- _What is needed_: Omit every picture and output the rest of the records exactly as they are.

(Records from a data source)
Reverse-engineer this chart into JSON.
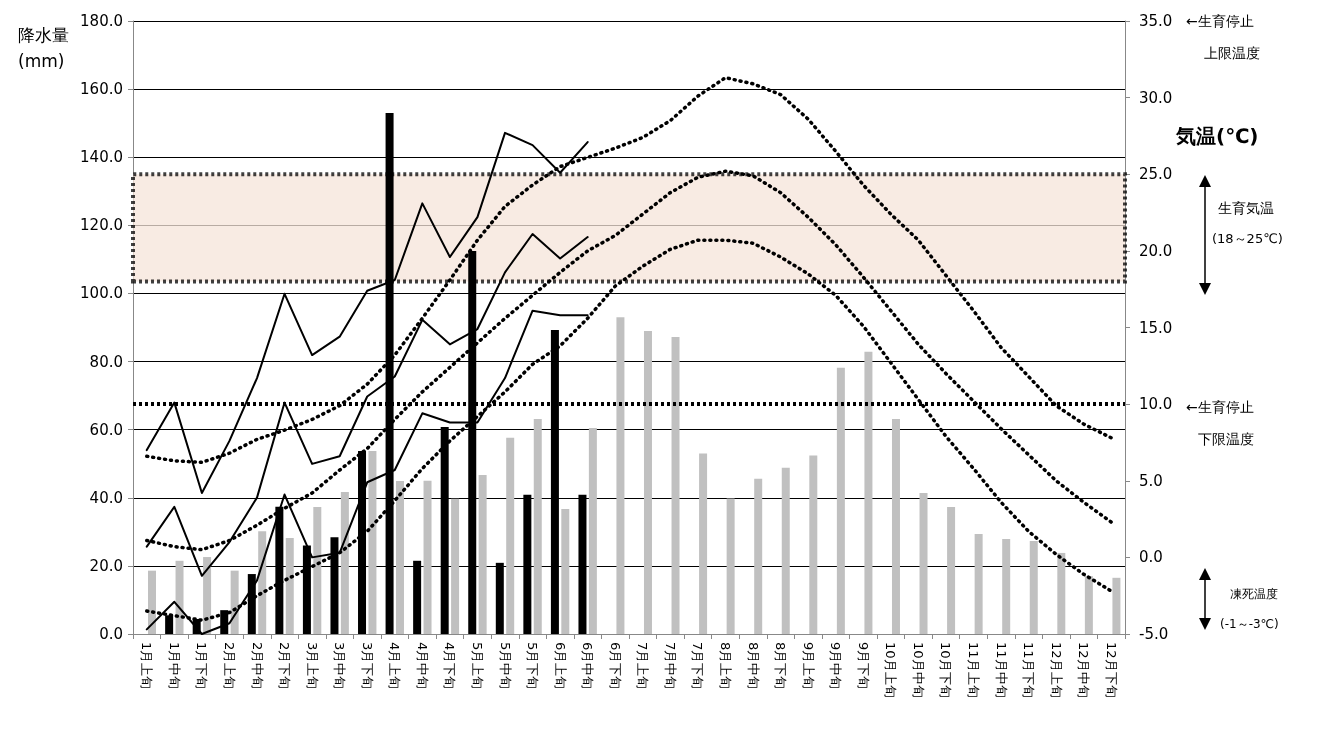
{
  "chart_data": {
    "type": "bar",
    "ylabel": "降水量(mm)",
    "y2label": "気温(℃)",
    "categories": [
      "1月上旬",
      "1月中旬",
      "1月下旬",
      "2月上旬",
      "2月中旬",
      "2月下旬",
      "3月上旬",
      "3月中旬",
      "3月下旬",
      "4月上旬",
      "4月中旬",
      "4月下旬",
      "5月上旬",
      "5月中旬",
      "5月下旬",
      "6月上旬",
      "6月中旬",
      "6月下旬",
      "7月上旬",
      "7月中旬",
      "7月下旬",
      "8月上旬",
      "8月中旬",
      "8月下旬",
      "9月上旬",
      "9月中旬",
      "9月下旬",
      "10月上旬",
      "10月中旬",
      "10月下旬",
      "11月上旬",
      "11月中旬",
      "11月下旬",
      "12月上旬",
      "12月中旬",
      "12月下旬"
    ],
    "series": [
      {
        "color": "#000000",
        "values": [
          null,
          5.5,
          4.4,
          7,
          17.6,
          37.4,
          26,
          28.4,
          53.7,
          153,
          21.5,
          60.8,
          112.5,
          20.9,
          40.9,
          89.3,
          40.9,
          null,
          null,
          null,
          null,
          null,
          null,
          null,
          null,
          null,
          null,
          null,
          null,
          null,
          null,
          null,
          null,
          null,
          null,
          null
        ]
      },
      {
        "color": "#c0c0c0",
        "values": [
          18.6,
          21.5,
          22.6,
          18.6,
          30.2,
          28.2,
          37.3,
          41.7,
          53.7,
          44.9,
          45,
          39.7,
          46.7,
          57.6,
          63.1,
          36.7,
          60.5,
          93,
          89,
          87.2,
          53,
          39.8,
          45.6,
          48.8,
          52.4,
          78.2,
          82.9,
          63.1,
          41.4,
          37.3,
          29.4,
          27.9,
          27.3,
          23.8,
          17,
          16.5
        ]
      },
      {
        "type": "line",
        "axis": "y2",
        "color": "#000000",
        "line_style": "solid",
        "values": [
          7.0,
          10.1,
          4.2,
          7.6,
          11.7,
          17.2,
          13.2,
          14.4,
          17.4,
          18.1,
          23.1,
          19.6,
          22.2,
          27.7,
          26.9,
          25.1,
          27.1,
          null,
          null,
          null,
          null,
          null,
          null,
          null,
          null,
          null,
          null,
          null,
          null,
          null,
          null,
          null,
          null,
          null,
          null,
          null
        ]
      },
      {
        "type": "line",
        "axis": "y2",
        "color": "#000000",
        "line_style": "solid",
        "values": [
          0.7,
          3.3,
          -1.2,
          1.0,
          3.9,
          10.1,
          6.1,
          6.6,
          10.5,
          11.8,
          15.5,
          13.9,
          14.9,
          18.6,
          21.1,
          19.5,
          20.9,
          null,
          null,
          null,
          null,
          null,
          null,
          null,
          null,
          null,
          null,
          null,
          null,
          null,
          null,
          null,
          null,
          null,
          null,
          null
        ]
      },
      {
        "type": "line",
        "axis": "y2",
        "color": "#000000",
        "line_style": "solid",
        "values": [
          -4.7,
          -2.9,
          -5,
          -4.3,
          -1.5,
          4.1,
          0.0,
          0.3,
          4.9,
          5.7,
          9.4,
          8.8,
          8.8,
          11.7,
          16.1,
          15.8,
          15.8,
          null,
          null,
          null,
          null,
          null,
          null,
          null,
          null,
          null,
          null,
          null,
          null,
          null,
          null,
          null,
          null,
          null,
          null,
          null
        ]
      },
      {
        "type": "line",
        "axis": "y2",
        "color": "#000000",
        "line_style": "dotted",
        "values": [
          6.6,
          6.3,
          6.2,
          6.8,
          7.7,
          8.3,
          9.0,
          9.9,
          11.3,
          13.2,
          15.6,
          18.1,
          20.7,
          22.9,
          24.3,
          25.5,
          26.1,
          26.7,
          27.4,
          28.5,
          30.1,
          31.3,
          30.9,
          30.2,
          28.6,
          26.5,
          24.3,
          22.4,
          20.7,
          18.4,
          16.1,
          13.7,
          11.8,
          9.9,
          8.7,
          7.8
        ]
      },
      {
        "type": "line",
        "axis": "y2",
        "color": "#000000",
        "line_style": "dotted",
        "values": [
          1.1,
          0.7,
          0.5,
          1.1,
          2.1,
          3.2,
          4.2,
          5.7,
          7.1,
          9.0,
          10.8,
          12.4,
          14.0,
          15.6,
          17.1,
          18.6,
          20.0,
          21.0,
          22.4,
          23.8,
          24.8,
          25.2,
          24.9,
          23.8,
          22.2,
          20.4,
          18.3,
          16.1,
          13.9,
          12.0,
          10.2,
          8.4,
          6.7,
          5.0,
          3.6,
          2.3
        ]
      },
      {
        "type": "line",
        "axis": "y2",
        "color": "#000000",
        "line_style": "dotted",
        "values": [
          -3.5,
          -3.8,
          -4.1,
          -3.6,
          -2.5,
          -1.5,
          -0.6,
          0.3,
          1.7,
          3.7,
          5.8,
          7.6,
          9.2,
          10.8,
          12.6,
          13.8,
          15.6,
          17.7,
          19.0,
          20.1,
          20.7,
          20.7,
          20.5,
          19.6,
          18.5,
          17.1,
          15.1,
          12.7,
          10.3,
          7.9,
          5.8,
          3.6,
          1.7,
          0.2,
          -1.1,
          -2.2
        ]
      }
    ],
    "ylim": [
      0,
      180
    ],
    "yticks": [
      {
        "value": 0,
        "label": "0.0"
      },
      {
        "value": 20,
        "label": "20.0"
      },
      {
        "value": 40,
        "label": "40.0"
      },
      {
        "value": 60,
        "label": "60.0"
      },
      {
        "value": 80,
        "label": "80.0"
      },
      {
        "value": 100,
        "label": "100.0"
      },
      {
        "value": 120,
        "label": "120.0"
      },
      {
        "value": 140,
        "label": "140.0"
      },
      {
        "value": 160,
        "label": "160.0"
      },
      {
        "value": 180,
        "label": "180.0"
      }
    ],
    "y2lim": [
      -5,
      35
    ],
    "y2ticks": [
      {
        "value": -5,
        "label": "-5.0"
      },
      {
        "value": 0,
        "label": "0.0"
      },
      {
        "value": 5,
        "label": "5.0"
      },
      {
        "value": 10,
        "label": "10.0"
      },
      {
        "value": 15,
        "label": "15.0"
      },
      {
        "value": 20,
        "label": "20.0"
      },
      {
        "value": 25,
        "label": "25.0"
      },
      {
        "value": 30,
        "label": "30.0"
      },
      {
        "value": 35,
        "label": "35.0"
      }
    ],
    "bands": [
      {
        "axis": "y2",
        "from": 18,
        "to": 25,
        "color": "#f5e4da"
      }
    ],
    "ref_lines": [
      {
        "axis": "y2",
        "value": 10,
        "line_style": "dotted",
        "color": "#000000"
      }
    ],
    "annotations": [
      "←生育停止",
      "上限温度",
      "生育気温",
      "(18～25℃)",
      "←生育停止",
      "下限温度",
      "凍死温度",
      "(-1～-3℃)"
    ],
    "grid": "y",
    "marker": "none"
  }
}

- _The reply_:
Reverse-engineer this chart into JSON.
{
  "chart_data": {
    "type": "bar",
    "ylabel": "降水量(mm)",
    "y2label": "気温(℃)",
    "categories": [
      "1月上旬",
      "1月中旬",
      "1月下旬",
      "2月上旬",
      "2月中旬",
      "2月下旬",
      "3月上旬",
      "3月中旬",
      "3月下旬",
      "4月上旬",
      "4月中旬",
      "4月下旬",
      "5月上旬",
      "5月中旬",
      "5月下旬",
      "6月上旬",
      "6月中旬",
      "6月下旬",
      "7月上旬",
      "7月中旬",
      "7月下旬",
      "8月上旬",
      "8月中旬",
      "8月下旬",
      "9月上旬",
      "9月中旬",
      "9月下旬",
      "10月上旬",
      "10月中旬",
      "10月下旬",
      "11月上旬",
      "11月中旬",
      "11月下旬",
      "12月上旬",
      "12月中旬",
      "12月下旬"
    ],
    "series": [
      {
        "color": "#000000",
        "values": [
          null,
          5.5,
          4.4,
          7,
          17.6,
          37.4,
          26,
          28.4,
          53.7,
          153,
          21.5,
          60.8,
          112.5,
          20.9,
          40.9,
          89.3,
          40.9,
          null,
          null,
          null,
          null,
          null,
          null,
          null,
          null,
          null,
          null,
          null,
          null,
          null,
          null,
          null,
          null,
          null,
          null,
          null
        ]
      },
      {
        "color": "#c0c0c0",
        "values": [
          18.6,
          21.5,
          22.6,
          18.6,
          30.2,
          28.2,
          37.3,
          41.7,
          53.7,
          44.9,
          45,
          39.7,
          46.7,
          57.6,
          63.1,
          36.7,
          60.5,
          93,
          89,
          87.2,
          53,
          39.8,
          45.6,
          48.8,
          52.4,
          78.2,
          82.9,
          63.1,
          41.4,
          37.3,
          29.4,
          27.9,
          27.3,
          23.8,
          17,
          16.5
        ]
      },
      {
        "type": "line",
        "axis": "y2",
        "color": "#000000",
        "line_style": "solid",
        "values": [
          7.0,
          10.1,
          4.2,
          7.6,
          11.7,
          17.2,
          13.2,
          14.4,
          17.4,
          18.1,
          23.1,
          19.6,
          22.2,
          27.7,
          26.9,
          25.1,
          27.1,
          null,
          null,
          null,
          null,
          null,
          null,
          null,
          null,
          null,
          null,
          null,
          null,
          null,
          null,
          null,
          null,
          null,
          null,
          null
        ]
      },
      {
        "type": "line",
        "axis": "y2",
        "color": "#000000",
        "line_style": "solid",
        "values": [
          0.7,
          3.3,
          -1.2,
          1.0,
          3.9,
          10.1,
          6.1,
          6.6,
          10.5,
          11.8,
          15.5,
          13.9,
          14.9,
          18.6,
          21.1,
          19.5,
          20.9,
          null,
          null,
          null,
          null,
          null,
          null,
          null,
          null,
          null,
          null,
          null,
          null,
          null,
          null,
          null,
          null,
          null,
          null,
          null
        ]
      },
      {
        "type": "line",
        "axis": "y2",
        "color": "#000000",
        "line_style": "solid",
        "values": [
          -4.7,
          -2.9,
          -5,
          -4.3,
          -1.5,
          4.1,
          0.0,
          0.3,
          4.9,
          5.7,
          9.4,
          8.8,
          8.8,
          11.7,
          16.1,
          15.8,
          15.8,
          null,
          null,
          null,
          null,
          null,
          null,
          null,
          null,
          null,
          null,
          null,
          null,
          null,
          null,
          null,
          null,
          null,
          null,
          null
        ]
      },
      {
        "type": "line",
        "axis": "y2",
        "color": "#000000",
        "line_style": "dotted",
        "values": [
          6.6,
          6.3,
          6.2,
          6.8,
          7.7,
          8.3,
          9.0,
          9.9,
          11.3,
          13.2,
          15.6,
          18.1,
          20.7,
          22.9,
          24.3,
          25.5,
          26.1,
          26.7,
          27.4,
          28.5,
          30.1,
          31.3,
          30.9,
          30.2,
          28.6,
          26.5,
          24.3,
          22.4,
          20.7,
          18.4,
          16.1,
          13.7,
          11.8,
          9.9,
          8.7,
          7.8
        ]
      },
      {
        "type": "line",
        "axis": "y2",
        "color": "#000000",
        "line_style": "dotted",
        "values": [
          1.1,
          0.7,
          0.5,
          1.1,
          2.1,
          3.2,
          4.2,
          5.7,
          7.1,
          9.0,
          10.8,
          12.4,
          14.0,
          15.6,
          17.1,
          18.6,
          20.0,
          21.0,
          22.4,
          23.8,
          24.8,
          25.2,
          24.9,
          23.8,
          22.2,
          20.4,
          18.3,
          16.1,
          13.9,
          12.0,
          10.2,
          8.4,
          6.7,
          5.0,
          3.6,
          2.3
        ]
      },
      {
        "type": "line",
        "axis": "y2",
        "color": "#000000",
        "line_style": "dotted",
        "values": [
          -3.5,
          -3.8,
          -4.1,
          -3.6,
          -2.5,
          -1.5,
          -0.6,
          0.3,
          1.7,
          3.7,
          5.8,
          7.6,
          9.2,
          10.8,
          12.6,
          13.8,
          15.6,
          17.7,
          19.0,
          20.1,
          20.7,
          20.7,
          20.5,
          19.6,
          18.5,
          17.1,
          15.1,
          12.7,
          10.3,
          7.9,
          5.8,
          3.6,
          1.7,
          0.2,
          -1.1,
          -2.2
        ]
      }
    ],
    "ylim": [
      0,
      180
    ],
    "yticks": [
      {
        "value": 0,
        "label": "0.0"
      },
      {
        "value": 20,
        "label": "20.0"
      },
      {
        "value": 40,
        "label": "40.0"
      },
      {
        "value": 60,
        "label": "60.0"
      },
      {
        "value": 80,
        "label": "80.0"
      },
      {
        "value": 100,
        "label": "100.0"
      },
      {
        "value": 120,
        "label": "120.0"
      },
      {
        "value": 140,
        "label": "140.0"
      },
      {
        "value": 160,
        "label": "160.0"
      },
      {
        "value": 180,
        "label": "180.0"
      }
    ],
    "y2lim": [
      -5,
      35
    ],
    "y2ticks": [
      {
        "value": -5,
        "label": "-5.0"
      },
      {
        "value": 0,
        "label": "0.0"
      },
      {
        "value": 5,
        "label": "5.0"
      },
      {
        "value": 10,
        "label": "10.0"
      },
      {
        "value": 15,
        "label": "15.0"
      },
      {
        "value": 20,
        "label": "20.0"
      },
      {
        "value": 25,
        "label": "25.0"
      },
      {
        "value": 30,
        "label": "30.0"
      },
      {
        "value": 35,
        "label": "35.0"
      }
    ],
    "bands": [
      {
        "axis": "y2",
        "from": 18,
        "to": 25,
        "color": "#f5e4da"
      }
    ],
    "ref_lines": [
      {
        "axis": "y2",
        "value": 10,
        "line_style": "dotted",
        "color": "#000000"
      }
    ],
    "annotations": [
      "←生育停止",
      "上限温度",
      "生育気温",
      "(18～25℃)",
      "←生育停止",
      "下限温度",
      "凍死温度",
      "(-1～-3℃)"
    ],
    "grid": "y",
    "marker": "none"
  }
}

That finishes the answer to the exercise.